*YOUR INSTRUCTIONS:* Write out the listing below without alteration, omitting its pictures.

* Begin *

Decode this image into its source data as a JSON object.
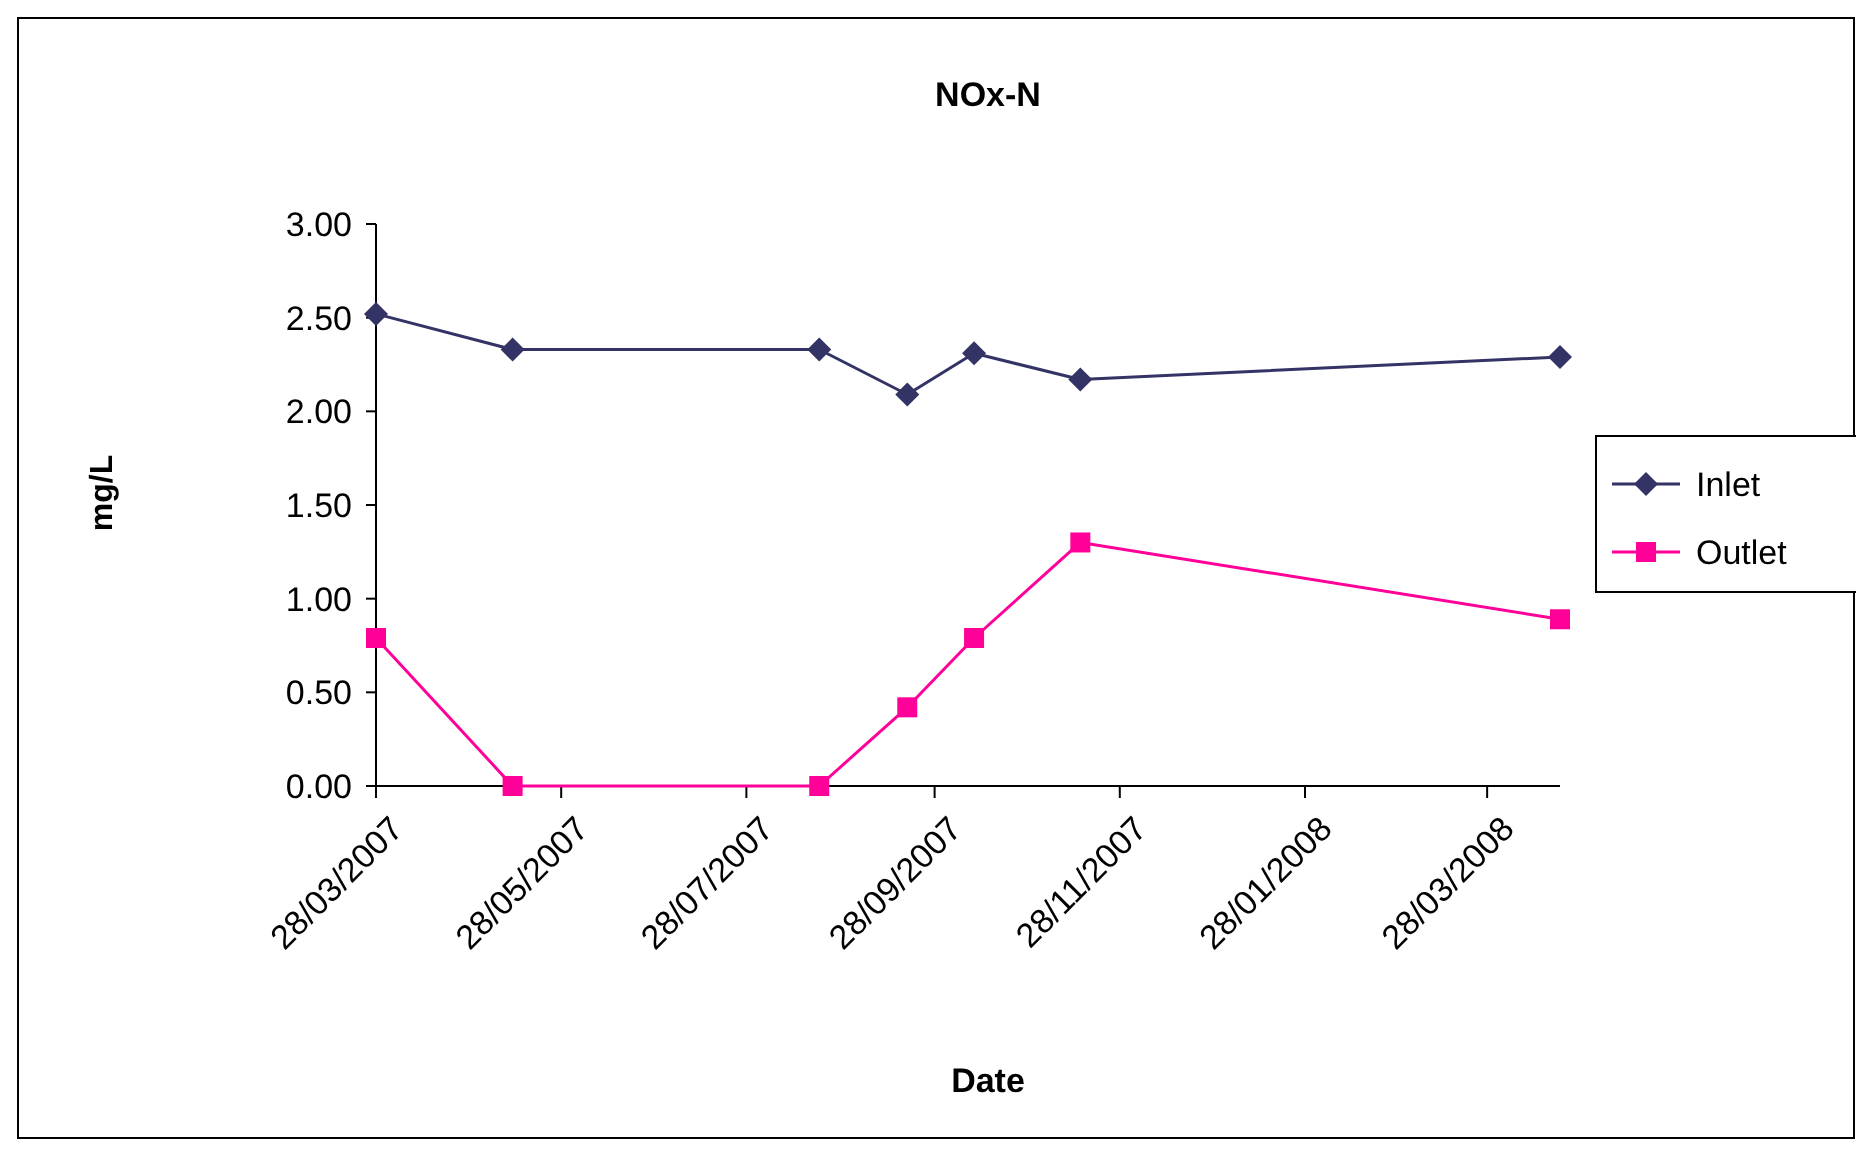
{
  "chart_data": {
    "type": "line",
    "title": "NOx-N",
    "xlabel": "Date",
    "ylabel": "mg/L",
    "x": [
      "2007-03-28",
      "2007-05-12",
      "2007-08-21",
      "2007-09-19",
      "2007-10-11",
      "2007-11-15",
      "2008-04-21"
    ],
    "series": [
      {
        "name": "Inlet",
        "color": "#333366",
        "values": [
          2.52,
          2.33,
          2.33,
          2.09,
          2.31,
          2.17,
          2.29
        ],
        "marker": "diamond"
      },
      {
        "name": "Outlet",
        "color": "#ff0099",
        "values": [
          0.79,
          0,
          0,
          0.42,
          0.79,
          1.3,
          0.89
        ],
        "marker": "square"
      }
    ],
    "xlim": [
      "2007-03-28",
      "2008-04-21"
    ],
    "xticks": [
      {
        "value": "2007-03-28",
        "label": "28/03/2007"
      },
      {
        "value": "2007-05-28",
        "label": "28/05/2007"
      },
      {
        "value": "2007-07-28",
        "label": "28/07/2007"
      },
      {
        "value": "2007-09-28",
        "label": "28/09/2007"
      },
      {
        "value": "2007-11-28",
        "label": "28/11/2007"
      },
      {
        "value": "2008-01-28",
        "label": "28/01/2008"
      },
      {
        "value": "2008-03-28",
        "label": "28/03/2008"
      }
    ],
    "ylim": [
      0,
      3
    ],
    "yticks": [
      {
        "value": 0,
        "label": "0.00"
      },
      {
        "value": 0.5,
        "label": "0.50"
      },
      {
        "value": 1,
        "label": "1.00"
      },
      {
        "value": 1.5,
        "label": "1.50"
      },
      {
        "value": 2,
        "label": "2.00"
      },
      {
        "value": 2.5,
        "label": "2.50"
      },
      {
        "value": 3,
        "label": "3.00"
      }
    ],
    "legend": "right",
    "grid": false
  }
}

* End *

*TASK ANSWER:*
Decode this image into its source data as a JSON object.
{
  "chart_data": {
    "type": "line",
    "title": "NOx-N",
    "xlabel": "Date",
    "ylabel": "mg/L",
    "x": [
      "2007-03-28",
      "2007-05-12",
      "2007-08-21",
      "2007-09-19",
      "2007-10-11",
      "2007-11-15",
      "2008-04-21"
    ],
    "series": [
      {
        "name": "Inlet",
        "color": "#333366",
        "values": [
          2.52,
          2.33,
          2.33,
          2.09,
          2.31,
          2.17,
          2.29
        ],
        "marker": "diamond"
      },
      {
        "name": "Outlet",
        "color": "#ff0099",
        "values": [
          0.79,
          0,
          0,
          0.42,
          0.79,
          1.3,
          0.89
        ],
        "marker": "square"
      }
    ],
    "xlim": [
      "2007-03-28",
      "2008-04-21"
    ],
    "xticks": [
      {
        "value": "2007-03-28",
        "label": "28/03/2007"
      },
      {
        "value": "2007-05-28",
        "label": "28/05/2007"
      },
      {
        "value": "2007-07-28",
        "label": "28/07/2007"
      },
      {
        "value": "2007-09-28",
        "label": "28/09/2007"
      },
      {
        "value": "2007-11-28",
        "label": "28/11/2007"
      },
      {
        "value": "2008-01-28",
        "label": "28/01/2008"
      },
      {
        "value": "2008-03-28",
        "label": "28/03/2008"
      }
    ],
    "ylim": [
      0,
      3
    ],
    "yticks": [
      {
        "value": 0,
        "label": "0.00"
      },
      {
        "value": 0.5,
        "label": "0.50"
      },
      {
        "value": 1,
        "label": "1.00"
      },
      {
        "value": 1.5,
        "label": "1.50"
      },
      {
        "value": 2,
        "label": "2.00"
      },
      {
        "value": 2.5,
        "label": "2.50"
      },
      {
        "value": 3,
        "label": "3.00"
      }
    ],
    "legend": "right",
    "grid": false
  }
}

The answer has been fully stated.